WORK REQUIRED:
Reproduce the full listing that appears beneath this instruction exactly.

MATERIAL FOR THIS TASK:
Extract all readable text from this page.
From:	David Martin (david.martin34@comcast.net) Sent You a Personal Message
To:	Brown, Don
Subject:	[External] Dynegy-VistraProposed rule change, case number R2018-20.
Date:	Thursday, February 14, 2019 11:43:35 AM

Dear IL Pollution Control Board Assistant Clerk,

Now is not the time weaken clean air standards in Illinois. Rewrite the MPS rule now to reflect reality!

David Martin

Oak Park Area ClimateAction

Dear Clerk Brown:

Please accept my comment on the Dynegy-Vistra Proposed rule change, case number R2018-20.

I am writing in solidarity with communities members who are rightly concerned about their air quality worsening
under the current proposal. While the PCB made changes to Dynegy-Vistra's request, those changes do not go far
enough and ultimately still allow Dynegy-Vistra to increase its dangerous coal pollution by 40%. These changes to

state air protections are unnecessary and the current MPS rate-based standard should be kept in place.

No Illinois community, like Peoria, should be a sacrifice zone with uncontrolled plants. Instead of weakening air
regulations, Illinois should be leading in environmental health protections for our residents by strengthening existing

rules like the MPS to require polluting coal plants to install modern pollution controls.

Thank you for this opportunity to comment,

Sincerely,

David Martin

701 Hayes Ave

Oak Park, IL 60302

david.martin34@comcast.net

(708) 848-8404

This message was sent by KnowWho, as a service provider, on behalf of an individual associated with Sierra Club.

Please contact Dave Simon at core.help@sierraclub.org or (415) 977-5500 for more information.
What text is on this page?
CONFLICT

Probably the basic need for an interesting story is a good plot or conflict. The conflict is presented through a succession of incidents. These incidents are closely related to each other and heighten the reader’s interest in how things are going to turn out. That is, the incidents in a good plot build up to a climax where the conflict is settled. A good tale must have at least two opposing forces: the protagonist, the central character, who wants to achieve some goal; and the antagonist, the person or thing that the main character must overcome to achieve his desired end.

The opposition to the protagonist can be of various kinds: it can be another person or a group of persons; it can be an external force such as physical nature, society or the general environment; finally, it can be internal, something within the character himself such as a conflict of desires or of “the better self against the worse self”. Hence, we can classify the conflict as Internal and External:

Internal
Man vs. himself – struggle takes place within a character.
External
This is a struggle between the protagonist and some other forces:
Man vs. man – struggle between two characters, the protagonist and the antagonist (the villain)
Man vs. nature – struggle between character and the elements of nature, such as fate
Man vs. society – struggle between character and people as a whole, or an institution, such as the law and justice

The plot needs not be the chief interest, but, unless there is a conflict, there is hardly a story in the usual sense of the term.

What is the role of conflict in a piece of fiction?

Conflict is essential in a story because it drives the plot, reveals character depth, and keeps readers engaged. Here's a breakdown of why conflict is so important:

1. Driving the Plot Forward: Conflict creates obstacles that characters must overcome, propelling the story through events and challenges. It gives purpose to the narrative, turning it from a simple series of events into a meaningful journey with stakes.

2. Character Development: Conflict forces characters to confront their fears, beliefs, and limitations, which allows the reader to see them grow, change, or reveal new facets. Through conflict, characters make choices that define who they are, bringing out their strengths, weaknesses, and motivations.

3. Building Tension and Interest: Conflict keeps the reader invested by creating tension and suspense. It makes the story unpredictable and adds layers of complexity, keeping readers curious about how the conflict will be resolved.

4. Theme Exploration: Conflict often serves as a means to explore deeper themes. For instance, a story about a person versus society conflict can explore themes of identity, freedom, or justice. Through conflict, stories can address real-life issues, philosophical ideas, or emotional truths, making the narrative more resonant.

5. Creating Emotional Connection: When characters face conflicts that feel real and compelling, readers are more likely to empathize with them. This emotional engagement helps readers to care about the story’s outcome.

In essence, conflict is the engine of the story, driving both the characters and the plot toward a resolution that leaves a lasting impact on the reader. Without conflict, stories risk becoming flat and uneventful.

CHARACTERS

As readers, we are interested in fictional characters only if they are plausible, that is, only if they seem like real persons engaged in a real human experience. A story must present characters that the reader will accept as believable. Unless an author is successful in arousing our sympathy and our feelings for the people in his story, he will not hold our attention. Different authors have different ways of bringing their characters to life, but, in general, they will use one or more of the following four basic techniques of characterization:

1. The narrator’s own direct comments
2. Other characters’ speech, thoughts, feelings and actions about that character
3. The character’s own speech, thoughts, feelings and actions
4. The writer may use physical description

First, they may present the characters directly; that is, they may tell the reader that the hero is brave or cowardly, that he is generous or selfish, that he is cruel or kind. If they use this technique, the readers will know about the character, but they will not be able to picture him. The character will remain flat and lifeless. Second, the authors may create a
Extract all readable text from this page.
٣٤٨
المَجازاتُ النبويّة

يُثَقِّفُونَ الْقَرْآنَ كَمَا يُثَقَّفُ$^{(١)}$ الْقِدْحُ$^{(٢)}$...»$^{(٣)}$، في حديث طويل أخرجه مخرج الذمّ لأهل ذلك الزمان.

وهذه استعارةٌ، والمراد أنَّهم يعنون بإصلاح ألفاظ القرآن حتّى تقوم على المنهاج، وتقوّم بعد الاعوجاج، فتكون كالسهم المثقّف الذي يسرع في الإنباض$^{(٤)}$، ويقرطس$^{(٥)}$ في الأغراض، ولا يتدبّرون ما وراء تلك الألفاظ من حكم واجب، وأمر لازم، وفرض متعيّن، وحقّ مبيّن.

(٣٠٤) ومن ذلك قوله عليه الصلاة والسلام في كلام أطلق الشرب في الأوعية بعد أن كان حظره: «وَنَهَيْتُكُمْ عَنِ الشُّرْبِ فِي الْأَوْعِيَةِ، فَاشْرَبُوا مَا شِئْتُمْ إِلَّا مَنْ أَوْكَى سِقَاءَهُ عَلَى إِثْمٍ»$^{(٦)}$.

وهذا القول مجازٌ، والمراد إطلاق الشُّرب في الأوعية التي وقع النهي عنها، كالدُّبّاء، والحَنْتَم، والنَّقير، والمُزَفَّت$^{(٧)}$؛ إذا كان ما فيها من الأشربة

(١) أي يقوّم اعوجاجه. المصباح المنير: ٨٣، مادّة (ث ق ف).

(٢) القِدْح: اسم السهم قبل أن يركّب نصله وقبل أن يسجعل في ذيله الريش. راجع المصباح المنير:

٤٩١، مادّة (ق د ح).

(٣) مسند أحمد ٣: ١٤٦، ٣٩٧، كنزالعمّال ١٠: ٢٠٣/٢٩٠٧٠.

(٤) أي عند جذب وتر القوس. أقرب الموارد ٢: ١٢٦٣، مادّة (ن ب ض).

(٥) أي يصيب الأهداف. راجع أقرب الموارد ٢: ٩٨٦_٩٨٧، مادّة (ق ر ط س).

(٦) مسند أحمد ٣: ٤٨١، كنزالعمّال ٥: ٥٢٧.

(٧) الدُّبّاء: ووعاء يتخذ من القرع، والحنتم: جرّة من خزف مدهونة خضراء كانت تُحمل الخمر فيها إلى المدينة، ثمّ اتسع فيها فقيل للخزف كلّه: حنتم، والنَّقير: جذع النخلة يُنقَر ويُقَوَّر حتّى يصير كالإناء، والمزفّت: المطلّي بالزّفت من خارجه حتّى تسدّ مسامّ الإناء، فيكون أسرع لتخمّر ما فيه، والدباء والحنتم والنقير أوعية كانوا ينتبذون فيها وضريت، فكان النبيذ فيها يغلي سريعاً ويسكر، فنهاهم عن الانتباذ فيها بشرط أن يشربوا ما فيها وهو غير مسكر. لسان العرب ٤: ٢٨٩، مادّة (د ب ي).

WRITTEN REPLY:
Extract all readable text from this page.
From:	David Martin (david.martin34@comcast.net) Sent You a Personal Message
To:	Brown, Don
Subject:	[External] Dynegy-VistraProposed rule change, case number R2018-20.
Date:	Thursday, February 14, 2019 11:43:35 AM

Dear IL Pollution Control Board Assistant Clerk,

Now is not the time weaken clean air standards in Illinois. Rewrite the MPS rule now to reflect reality!

David Martin

Oak Park Area ClimateAction

Dear Clerk Brown:

Please accept my comment on the Dynegy-Vistra Proposed rule change, case number R2018-20.

I am writing in solidarity with communities members who are rightly concerned about their air quality worsening
under the current proposal. While the PCB made changes to Dynegy-Vistra's request, those changes do not go far
enough and ultimately still allow Dynegy-Vistra to increase its dangerous coal pollution by 40%. These changes to

state air protections are unnecessary and the current MPS rate-based standard should be kept in place.

No Illinois community, like Peoria, should be a sacrifice zone with uncontrolled plants. Instead of weakening air
regulations, Illinois should be leading in environmental health protections for our residents by strengthening existing

rules like the MPS to require polluting coal plants to install modern pollution controls.

Thank you for this opportunity to comment,

Sincerely,

David Martin

701 Hayes Ave

Oak Park, IL 60302

david.martin34@comcast.net

(708) 848-8404

This message was sent by KnowWho, as a service provider, on behalf of an individual associated with Sierra Club.

Please contact Dave Simon at core.help@sierraclub.org or (415) 977-5500 for more information.
What text is on this page?
CONFLICT

Probably the basic need for an interesting story is a good plot or conflict. The conflict is presented through a succession of incidents. These incidents are closely related to each other and heighten the reader’s interest in how things are going to turn out. That is, the incidents in a good plot build up to a climax where the conflict is settled. A good tale must have at least two opposing forces: the protagonist, the central character, who wants to achieve some goal; and the antagonist, the person or thing that the main character must overcome to achieve his desired end.

The opposition to the protagonist can be of various kinds: it can be another person or a group of persons; it can be an external force such as physical nature, society or the general environment; finally, it can be internal, something within the character himself such as a conflict of desires or of “the better self against the worse self”. Hence, we can classify the conflict as Internal and External:

Internal
Man vs. himself – struggle takes place within a character.
External
This is a struggle between the protagonist and some other forces:
Man vs. man – struggle between two characters, the protagonist and the antagonist (the villain)
Man vs. nature – struggle between character and the elements of nature, such as fate
Man vs. society – struggle between character and people as a whole, or an institution, such as the law and justice

The plot needs not be the chief interest, but, unless there is a conflict, there is hardly a story in the usual sense of the term.

What is the role of conflict in a piece of fiction?

Conflict is essential in a story because it drives the plot, reveals character depth, and keeps readers engaged. Here's a breakdown of why conflict is so important:

1. Driving the Plot Forward: Conflict creates obstacles that characters must overcome, propelling the story through events and challenges. It gives purpose to the narrative, turning it from a simple series of events into a meaningful journey with stakes.

2. Character Development: Conflict forces characters to confront their fears, beliefs, and limitations, which allows the reader to see them grow, change, or reveal new facets. Through conflict, characters make choices that define who they are, bringing out their strengths, weaknesses, and motivations.

3. Building Tension and Interest: Conflict keeps the reader invested by creating tension and suspense. It makes the story unpredictable and adds layers of complexity, keeping readers curious about how the conflict will be resolved.

4. Theme Exploration: Conflict often serves as a means to explore deeper themes. For instance, a story about a person versus society conflict can explore themes of identity, freedom, or justice. Through conflict, stories can address real-life issues, philosophical ideas, or emotional truths, making the narrative more resonant.

5. Creating Emotional Connection: When characters face conflicts that feel real and compelling, readers are more likely to empathize with them. This emotional engagement helps readers to care about the story’s outcome.

In essence, conflict is the engine of the story, driving both the characters and the plot toward a resolution that leaves a lasting impact on the reader. Without conflict, stories risk becoming flat and uneventful.

CHARACTERS

As readers, we are interested in fictional characters only if they are plausible, that is, only if they seem like real persons engaged in a real human experience. A story must present characters that the reader will accept as believable. Unless an author is successful in arousing our sympathy and our feelings for the people in his story, he will not hold our attention. Different authors have different ways of bringing their characters to life, but, in general, they will use one or more of the following four basic techniques of characterization:

1. The narrator’s own direct comments
2. Other characters’ speech, thoughts, feelings and actions about that character
3. The character’s own speech, thoughts, feelings and actions
4. The writer may use physical description

First, they may present the characters directly; that is, they may tell the reader that the hero is brave or cowardly, that he is generous or selfish, that he is cruel or kind. If they use this technique, the readers will know about the character, but they will not be able to picture him. The character will remain flat and lifeless. Second, the authors may create a
Extract all readable text from this page.
٣٤٨
المَجازاتُ النبويّة

يُثَقِّفُونَ الْقَرْآنَ كَمَا يُثَقَّفُ$^{(١)}$ الْقِدْحُ$^{(٢)}$...»$^{(٣)}$، في حديث طويل أخرجه مخرج الذمّ لأهل ذلك الزمان.

وهذه استعارةٌ، والمراد أنَّهم يعنون بإصلاح ألفاظ القرآن حتّى تقوم على المنهاج، وتقوّم بعد الاعوجاج، فتكون كالسهم المثقّف الذي يسرع في الإنباض$^{(٤)}$، ويقرطس$^{(٥)}$ في الأغراض، ولا يتدبّرون ما وراء تلك الألفاظ من حكم واجب، وأمر لازم، وفرض متعيّن، وحقّ مبيّن.

(٣٠٤) ومن ذلك قوله عليه الصلاة والسلام في كلام أطلق الشرب في الأوعية بعد أن كان حظره: «وَنَهَيْتُكُمْ عَنِ الشُّرْبِ فِي الْأَوْعِيَةِ، فَاشْرَبُوا مَا شِئْتُمْ إِلَّا مَنْ أَوْكَى سِقَاءَهُ عَلَى إِثْمٍ»$^{(٦)}$.

وهذا القول مجازٌ، والمراد إطلاق الشُّرب في الأوعية التي وقع النهي عنها، كالدُّبّاء، والحَنْتَم، والنَّقير، والمُزَفَّت$^{(٧)}$؛ إذا كان ما فيها من الأشربة

(١) أي يقوّم اعوجاجه. المصباح المنير: ٨٣، مادّة (ث ق ف).

(٢) القِدْح: اسم السهم قبل أن يركّب نصله وقبل أن يسجعل في ذيله الريش. راجع المصباح المنير:

٤٩١، مادّة (ق د ح).

(٣) مسند أحمد ٣: ١٤٦، ٣٩٧، كنزالعمّال ١٠: ٢٠٣/٢٩٠٧٠.

(٤) أي عند جذب وتر القوس. أقرب الموارد ٢: ١٢٦٣، مادّة (ن ب ض).

(٥) أي يصيب الأهداف. راجع أقرب الموارد ٢: ٩٨٦_٩٨٧، مادّة (ق ر ط س).

(٦) مسند أحمد ٣: ٤٨١، كنزالعمّال ٥: ٥٢٧.

(٧) الدُّبّاء: ووعاء يتخذ من القرع، والحنتم: جرّة من خزف مدهونة خضراء كانت تُحمل الخمر فيها إلى المدينة، ثمّ اتسع فيها فقيل للخزف كلّه: حنتم، والنَّقير: جذع النخلة يُنقَر ويُقَوَّر حتّى يصير كالإناء، والمزفّت: المطلّي بالزّفت من خارجه حتّى تسدّ مسامّ الإناء، فيكون أسرع لتخمّر ما فيه، والدباء والحنتم والنقير أوعية كانوا ينتبذون فيها وضريت، فكان النبيذ فيها يغلي سريعاً ويسكر، فنهاهم عن الانتباذ فيها بشرط أن يشربوا ما فيها وهو غير مسكر. لسان العرب ٤: ٢٨٩، مادّة (د ب ي).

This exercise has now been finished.